# Data shown

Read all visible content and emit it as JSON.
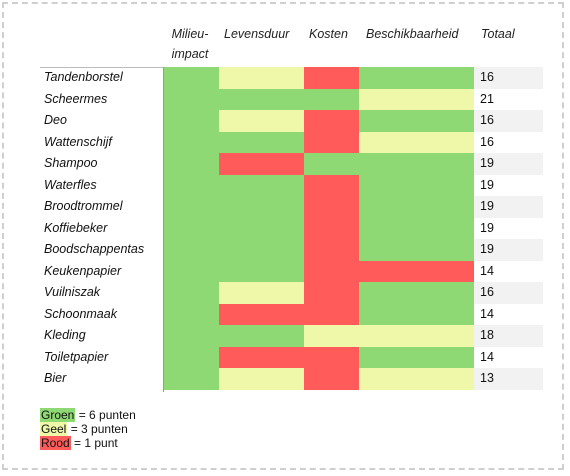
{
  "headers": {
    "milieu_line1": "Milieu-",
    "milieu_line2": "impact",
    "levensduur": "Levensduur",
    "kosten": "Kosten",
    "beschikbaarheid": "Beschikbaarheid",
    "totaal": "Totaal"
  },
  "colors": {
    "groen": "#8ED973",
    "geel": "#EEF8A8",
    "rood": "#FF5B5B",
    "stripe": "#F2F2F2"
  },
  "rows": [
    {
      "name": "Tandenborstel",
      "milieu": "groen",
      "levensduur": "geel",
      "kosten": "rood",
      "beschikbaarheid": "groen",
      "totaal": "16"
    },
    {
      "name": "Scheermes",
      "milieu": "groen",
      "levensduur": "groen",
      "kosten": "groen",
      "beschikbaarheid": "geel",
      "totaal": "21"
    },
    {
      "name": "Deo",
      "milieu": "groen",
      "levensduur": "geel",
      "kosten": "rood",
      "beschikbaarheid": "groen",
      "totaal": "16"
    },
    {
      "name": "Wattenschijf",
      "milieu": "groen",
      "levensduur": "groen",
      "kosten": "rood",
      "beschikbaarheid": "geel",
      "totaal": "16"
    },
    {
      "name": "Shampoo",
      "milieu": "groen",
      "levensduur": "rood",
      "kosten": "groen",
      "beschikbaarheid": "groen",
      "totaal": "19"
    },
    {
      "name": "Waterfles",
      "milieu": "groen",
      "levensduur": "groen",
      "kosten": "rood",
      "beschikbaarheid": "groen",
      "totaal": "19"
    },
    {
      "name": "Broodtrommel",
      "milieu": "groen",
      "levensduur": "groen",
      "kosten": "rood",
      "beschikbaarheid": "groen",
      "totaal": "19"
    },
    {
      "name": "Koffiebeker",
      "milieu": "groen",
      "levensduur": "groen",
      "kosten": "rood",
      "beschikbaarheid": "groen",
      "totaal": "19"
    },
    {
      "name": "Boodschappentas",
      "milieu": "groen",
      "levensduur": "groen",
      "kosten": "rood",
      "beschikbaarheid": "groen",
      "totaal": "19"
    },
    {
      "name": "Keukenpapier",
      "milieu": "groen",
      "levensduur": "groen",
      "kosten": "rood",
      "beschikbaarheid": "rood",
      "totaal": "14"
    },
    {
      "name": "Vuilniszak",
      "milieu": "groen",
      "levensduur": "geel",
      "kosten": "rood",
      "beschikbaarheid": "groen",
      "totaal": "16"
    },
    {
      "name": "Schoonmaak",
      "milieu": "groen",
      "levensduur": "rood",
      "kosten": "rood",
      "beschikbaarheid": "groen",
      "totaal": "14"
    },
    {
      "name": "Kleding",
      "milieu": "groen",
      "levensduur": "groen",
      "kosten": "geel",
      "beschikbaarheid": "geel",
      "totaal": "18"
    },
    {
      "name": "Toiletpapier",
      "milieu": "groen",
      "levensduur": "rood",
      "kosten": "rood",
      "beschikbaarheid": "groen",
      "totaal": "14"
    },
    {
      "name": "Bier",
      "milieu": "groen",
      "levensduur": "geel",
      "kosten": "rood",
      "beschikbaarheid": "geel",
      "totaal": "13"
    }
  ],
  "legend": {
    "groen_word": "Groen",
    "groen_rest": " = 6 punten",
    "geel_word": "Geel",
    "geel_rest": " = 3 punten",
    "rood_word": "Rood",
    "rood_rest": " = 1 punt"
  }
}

---

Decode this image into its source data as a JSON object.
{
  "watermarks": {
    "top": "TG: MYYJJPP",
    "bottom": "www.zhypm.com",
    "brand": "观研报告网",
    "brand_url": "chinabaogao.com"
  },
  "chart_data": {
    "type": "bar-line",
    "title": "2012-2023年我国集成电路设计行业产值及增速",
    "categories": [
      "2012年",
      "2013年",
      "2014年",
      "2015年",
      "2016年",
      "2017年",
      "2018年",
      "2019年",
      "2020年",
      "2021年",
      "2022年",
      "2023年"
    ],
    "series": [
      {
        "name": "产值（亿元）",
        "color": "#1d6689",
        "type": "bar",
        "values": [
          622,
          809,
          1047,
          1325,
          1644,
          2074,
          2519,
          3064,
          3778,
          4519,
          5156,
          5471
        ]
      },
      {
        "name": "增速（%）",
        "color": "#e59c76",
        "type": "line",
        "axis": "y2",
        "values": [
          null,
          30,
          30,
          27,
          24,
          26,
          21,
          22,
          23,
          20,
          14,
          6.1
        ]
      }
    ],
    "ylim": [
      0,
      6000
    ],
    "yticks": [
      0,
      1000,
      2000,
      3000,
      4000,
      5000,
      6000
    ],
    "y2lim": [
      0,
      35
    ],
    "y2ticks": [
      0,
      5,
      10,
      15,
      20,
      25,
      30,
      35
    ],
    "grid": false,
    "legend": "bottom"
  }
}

# Exercise description
Collect the lines that hold "punten".

# Output of the exercise
    "groen_rest": " = 6 punten",
    "geel_rest": " = 3 punten",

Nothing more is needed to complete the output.